:: RECORDS SUPPLIED ::
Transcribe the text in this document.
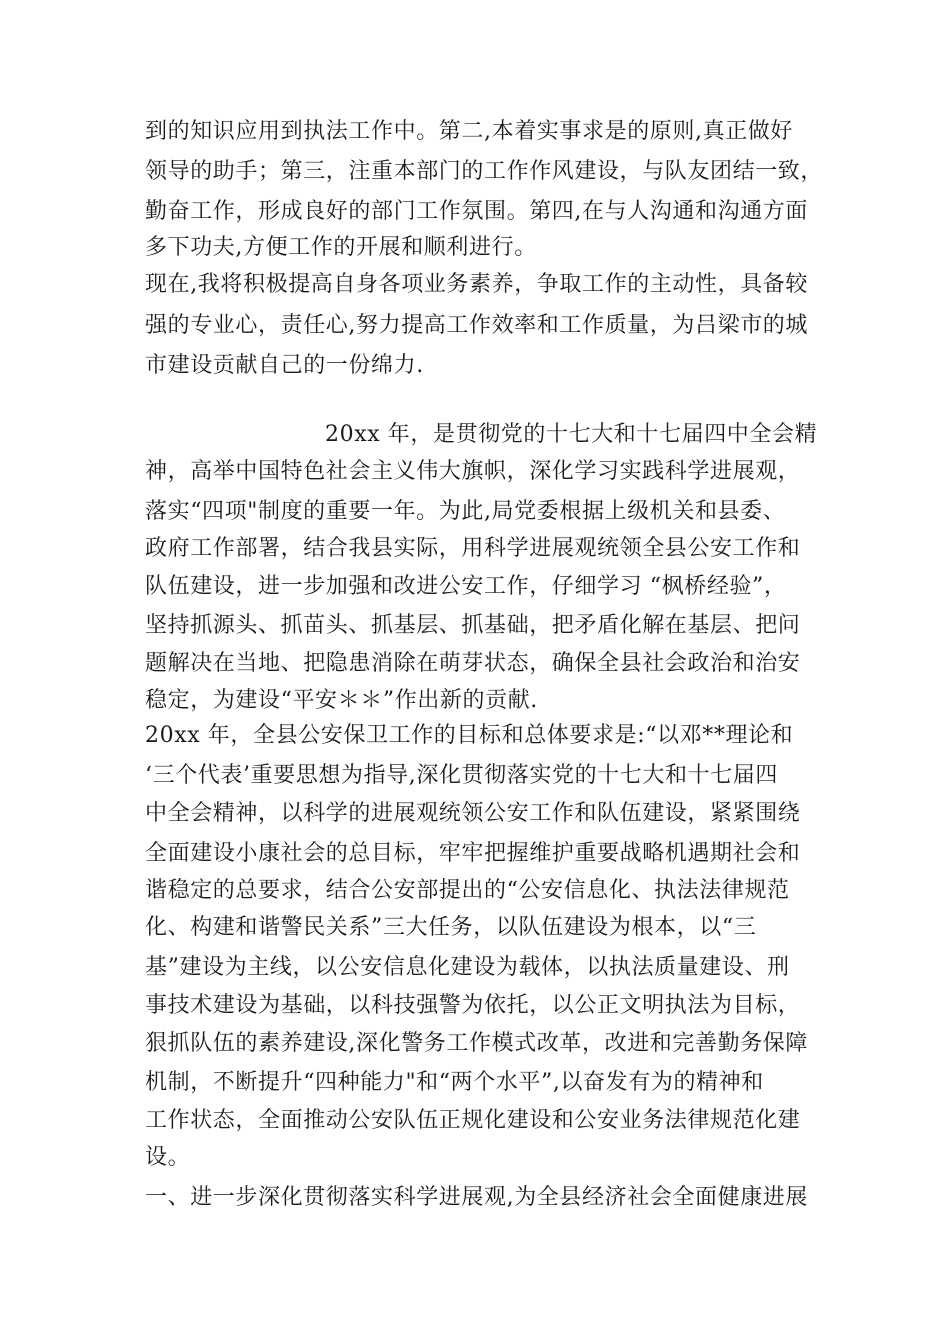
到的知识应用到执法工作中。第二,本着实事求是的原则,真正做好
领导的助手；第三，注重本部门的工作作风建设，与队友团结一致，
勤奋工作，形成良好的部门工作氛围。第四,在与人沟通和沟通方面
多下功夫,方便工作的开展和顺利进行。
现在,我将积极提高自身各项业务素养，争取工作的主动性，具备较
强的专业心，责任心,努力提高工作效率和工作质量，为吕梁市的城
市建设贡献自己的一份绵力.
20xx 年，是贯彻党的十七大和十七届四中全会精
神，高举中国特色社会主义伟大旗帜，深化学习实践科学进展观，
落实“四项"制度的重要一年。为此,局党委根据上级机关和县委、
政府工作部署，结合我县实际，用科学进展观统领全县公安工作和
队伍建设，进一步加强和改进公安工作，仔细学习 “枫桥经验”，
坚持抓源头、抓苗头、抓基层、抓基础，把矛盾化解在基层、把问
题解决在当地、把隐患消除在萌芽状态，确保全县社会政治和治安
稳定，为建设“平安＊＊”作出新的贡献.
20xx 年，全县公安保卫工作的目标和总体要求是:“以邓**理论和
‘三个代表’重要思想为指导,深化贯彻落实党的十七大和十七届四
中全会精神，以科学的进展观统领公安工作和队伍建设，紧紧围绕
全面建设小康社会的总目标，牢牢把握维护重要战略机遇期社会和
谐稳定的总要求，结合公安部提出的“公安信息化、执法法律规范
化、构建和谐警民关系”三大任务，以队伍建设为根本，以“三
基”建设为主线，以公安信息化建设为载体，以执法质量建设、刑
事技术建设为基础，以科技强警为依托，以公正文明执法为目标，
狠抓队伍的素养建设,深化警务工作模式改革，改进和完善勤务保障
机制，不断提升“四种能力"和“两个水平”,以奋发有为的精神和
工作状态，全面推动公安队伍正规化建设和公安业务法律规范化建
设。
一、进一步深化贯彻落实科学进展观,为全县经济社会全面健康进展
:::
▶ **WHAT TO DO**
Print every entry exactly as written, without the pictures.

▶ **FINAL RESULT**
Transcribe the text in this document.
到的知识应用到执法工作中。第二,本着实事求是的原则,真正做好
领导的助手；第三，注重本部门的工作作风建设，与队友团结一致，
勤奋工作，形成良好的部门工作氛围。第四,在与人沟通和沟通方面
多下功夫,方便工作的开展和顺利进行。
现在,我将积极提高自身各项业务素养，争取工作的主动性，具备较
强的专业心，责任心,努力提高工作效率和工作质量，为吕梁市的城
市建设贡献自己的一份绵力.
20xx 年，是贯彻党的十七大和十七届四中全会精
神，高举中国特色社会主义伟大旗帜，深化学习实践科学进展观，
落实“四项"制度的重要一年。为此,局党委根据上级机关和县委、
政府工作部署，结合我县实际，用科学进展观统领全县公安工作和
队伍建设，进一步加强和改进公安工作，仔细学习 “枫桥经验”，
坚持抓源头、抓苗头、抓基层、抓基础，把矛盾化解在基层、把问
题解决在当地、把隐患消除在萌芽状态，确保全县社会政治和治安
稳定，为建设“平安＊＊”作出新的贡献.
20xx 年，全县公安保卫工作的目标和总体要求是:“以邓**理论和
‘三个代表’重要思想为指导,深化贯彻落实党的十七大和十七届四
中全会精神，以科学的进展观统领公安工作和队伍建设，紧紧围绕
全面建设小康社会的总目标，牢牢把握维护重要战略机遇期社会和
谐稳定的总要求，结合公安部提出的“公安信息化、执法法律规范
化、构建和谐警民关系”三大任务，以队伍建设为根本，以“三
基”建设为主线，以公安信息化建设为载体，以执法质量建设、刑
事技术建设为基础，以科技强警为依托，以公正文明执法为目标，
狠抓队伍的素养建设,深化警务工作模式改革，改进和完善勤务保障
机制，不断提升“四种能力"和“两个水平”,以奋发有为的精神和
工作状态，全面推动公安队伍正规化建设和公安业务法律规范化建
设。
一、进一步深化贯彻落实科学进展观,为全县经济社会全面健康进展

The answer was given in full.